# SUPPLIED MATERIAL
****************************************

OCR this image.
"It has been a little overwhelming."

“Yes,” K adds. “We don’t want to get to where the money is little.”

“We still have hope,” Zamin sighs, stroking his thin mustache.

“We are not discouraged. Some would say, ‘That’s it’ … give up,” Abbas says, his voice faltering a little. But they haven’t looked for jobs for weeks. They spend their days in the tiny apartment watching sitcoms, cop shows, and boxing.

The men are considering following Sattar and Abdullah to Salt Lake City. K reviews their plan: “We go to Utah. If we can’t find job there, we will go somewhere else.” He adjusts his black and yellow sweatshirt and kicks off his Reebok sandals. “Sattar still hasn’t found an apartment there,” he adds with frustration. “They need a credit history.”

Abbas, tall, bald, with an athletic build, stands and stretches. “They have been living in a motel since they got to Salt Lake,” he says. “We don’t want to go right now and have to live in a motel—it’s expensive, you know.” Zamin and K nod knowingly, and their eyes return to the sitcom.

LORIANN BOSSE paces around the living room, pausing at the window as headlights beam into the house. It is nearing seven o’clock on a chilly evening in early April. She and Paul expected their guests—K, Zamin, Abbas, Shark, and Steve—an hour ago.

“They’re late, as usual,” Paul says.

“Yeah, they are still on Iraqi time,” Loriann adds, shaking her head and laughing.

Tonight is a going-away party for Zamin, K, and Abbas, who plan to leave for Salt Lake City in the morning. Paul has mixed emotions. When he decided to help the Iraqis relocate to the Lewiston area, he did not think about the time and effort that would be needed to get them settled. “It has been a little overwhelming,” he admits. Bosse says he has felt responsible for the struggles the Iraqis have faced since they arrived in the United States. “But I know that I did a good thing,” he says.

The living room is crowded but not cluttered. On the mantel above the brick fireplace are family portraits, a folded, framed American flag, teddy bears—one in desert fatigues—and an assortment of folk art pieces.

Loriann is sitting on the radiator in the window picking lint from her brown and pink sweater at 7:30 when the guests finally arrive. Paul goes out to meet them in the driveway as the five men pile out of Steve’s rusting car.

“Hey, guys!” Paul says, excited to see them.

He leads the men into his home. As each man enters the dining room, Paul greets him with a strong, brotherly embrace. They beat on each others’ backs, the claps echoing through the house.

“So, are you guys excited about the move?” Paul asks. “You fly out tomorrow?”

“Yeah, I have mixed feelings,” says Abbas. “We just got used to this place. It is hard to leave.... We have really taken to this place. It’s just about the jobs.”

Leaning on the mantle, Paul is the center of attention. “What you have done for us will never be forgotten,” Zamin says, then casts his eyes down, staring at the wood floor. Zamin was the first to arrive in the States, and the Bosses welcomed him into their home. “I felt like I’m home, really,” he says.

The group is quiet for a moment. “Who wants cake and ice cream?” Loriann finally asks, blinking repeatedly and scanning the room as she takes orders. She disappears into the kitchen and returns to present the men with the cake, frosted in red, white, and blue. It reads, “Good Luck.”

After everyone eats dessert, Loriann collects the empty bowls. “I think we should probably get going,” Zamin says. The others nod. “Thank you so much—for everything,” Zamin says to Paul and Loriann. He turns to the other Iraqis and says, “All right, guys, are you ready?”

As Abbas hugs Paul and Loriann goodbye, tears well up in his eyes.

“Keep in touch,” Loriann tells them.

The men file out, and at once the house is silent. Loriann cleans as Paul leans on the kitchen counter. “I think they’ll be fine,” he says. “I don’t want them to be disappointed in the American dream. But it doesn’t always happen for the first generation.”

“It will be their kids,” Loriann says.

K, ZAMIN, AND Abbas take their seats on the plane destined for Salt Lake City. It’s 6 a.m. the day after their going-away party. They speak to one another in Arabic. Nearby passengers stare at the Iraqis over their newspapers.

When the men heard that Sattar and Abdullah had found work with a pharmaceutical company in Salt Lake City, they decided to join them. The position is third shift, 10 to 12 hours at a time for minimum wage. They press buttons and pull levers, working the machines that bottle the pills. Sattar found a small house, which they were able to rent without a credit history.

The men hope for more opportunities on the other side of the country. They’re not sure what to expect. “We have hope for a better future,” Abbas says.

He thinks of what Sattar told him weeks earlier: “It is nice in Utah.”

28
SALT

****************************************

# WHAT NEEDS TO BE DONE
From the listing above, extract every line exactly as it stands.

# EXERCISE ANSWER
OCR this image.
"It has been a little overwhelming."

“Yes,” K adds. “We don’t want to get to where the money is little.”

“We still have hope,” Zamin sighs, stroking his thin mustache.

“We are not discouraged. Some would say, ‘That’s it’ … give up,” Abbas says, his voice faltering a little. But they haven’t looked for jobs for weeks. They spend their days in the tiny apartment watching sitcoms, cop shows, and boxing.

The men are considering following Sattar and Abdullah to Salt Lake City. K reviews their plan: “We go to Utah. If we can’t find job there, we will go somewhere else.” He adjusts his black and yellow sweatshirt and kicks off his Reebok sandals. “Sattar still hasn’t found an apartment there,” he adds with frustration. “They need a credit history.”

Abbas, tall, bald, with an athletic build, stands and stretches. “They have been living in a motel since they got to Salt Lake,” he says. “We don’t want to go right now and have to live in a motel—it’s expensive, you know.” Zamin and K nod knowingly, and their eyes return to the sitcom.

LORIANN BOSSE paces around the living room, pausing at the window as headlights beam into the house. It is nearing seven o’clock on a chilly evening in early April. She and Paul expected their guests—K, Zamin, Abbas, Shark, and Steve—an hour ago.

“They’re late, as usual,” Paul says.

“Yeah, they are still on Iraqi time,” Loriann adds, shaking her head and laughing.

Tonight is a going-away party for Zamin, K, and Abbas, who plan to leave for Salt Lake City in the morning. Paul has mixed emotions. When he decided to help the Iraqis relocate to the Lewiston area, he did not think about the time and effort that would be needed to get them settled. “It has been a little overwhelming,” he admits. Bosse says he has felt responsible for the struggles the Iraqis have faced since they arrived in the United States. “But I know that I did a good thing,” he says.

The living room is crowded but not cluttered. On the mantel above the brick fireplace are family portraits, a folded, framed American flag, teddy bears—one in desert fatigues—and an assortment of folk art pieces.

Loriann is sitting on the radiator in the window picking lint from her brown and pink sweater at 7:30 when the guests finally arrive. Paul goes out to meet them in the driveway as the five men pile out of Steve’s rusting car.

“Hey, guys!” Paul says, excited to see them.

He leads the men into his home. As each man enters the dining room, Paul greets him with a strong, brotherly embrace. They beat on each others’ backs, the claps echoing through the house.

“So, are you guys excited about the move?” Paul asks. “You fly out tomorrow?”

“Yeah, I have mixed feelings,” says Abbas. “We just got used to this place. It is hard to leave.... We have really taken to this place. It’s just about the jobs.”

Leaning on the mantle, Paul is the center of attention. “What you have done for us will never be forgotten,” Zamin says, then casts his eyes down, staring at the wood floor. Zamin was the first to arrive in the States, and the Bosses welcomed him into their home. “I felt like I’m home, really,” he says.

The group is quiet for a moment. “Who wants cake and ice cream?” Loriann finally asks, blinking repeatedly and scanning the room as she takes orders. She disappears into the kitchen and returns to present the men with the cake, frosted in red, white, and blue. It reads, “Good Luck.”

After everyone eats dessert, Loriann collects the empty bowls. “I think we should probably get going,” Zamin says. The others nod. “Thank you so much—for everything,” Zamin says to Paul and Loriann. He turns to the other Iraqis and says, “All right, guys, are you ready?”

As Abbas hugs Paul and Loriann goodbye, tears well up in his eyes.

“Keep in touch,” Loriann tells them.

The men file out, and at once the house is silent. Loriann cleans as Paul leans on the kitchen counter. “I think they’ll be fine,” he says. “I don’t want them to be disappointed in the American dream. But it doesn’t always happen for the first generation.”

“It will be their kids,” Loriann says.

K, ZAMIN, AND Abbas take their seats on the plane destined for Salt Lake City. It’s 6 a.m. the day after their going-away party. They speak to one another in Arabic. Nearby passengers stare at the Iraqis over their newspapers.

When the men heard that Sattar and Abdullah had found work with a pharmaceutical company in Salt Lake City, they decided to join them. The position is third shift, 10 to 12 hours at a time for minimum wage. They press buttons and pull levers, working the machines that bottle the pills. Sattar found a small house, which they were able to rent without a credit history.

The men hope for more opportunities on the other side of the country. They’re not sure what to expect. “We have hope for a better future,” Abbas says.

He thinks of what Sattar told him weeks earlier: “It is nice in Utah.”

28
SALT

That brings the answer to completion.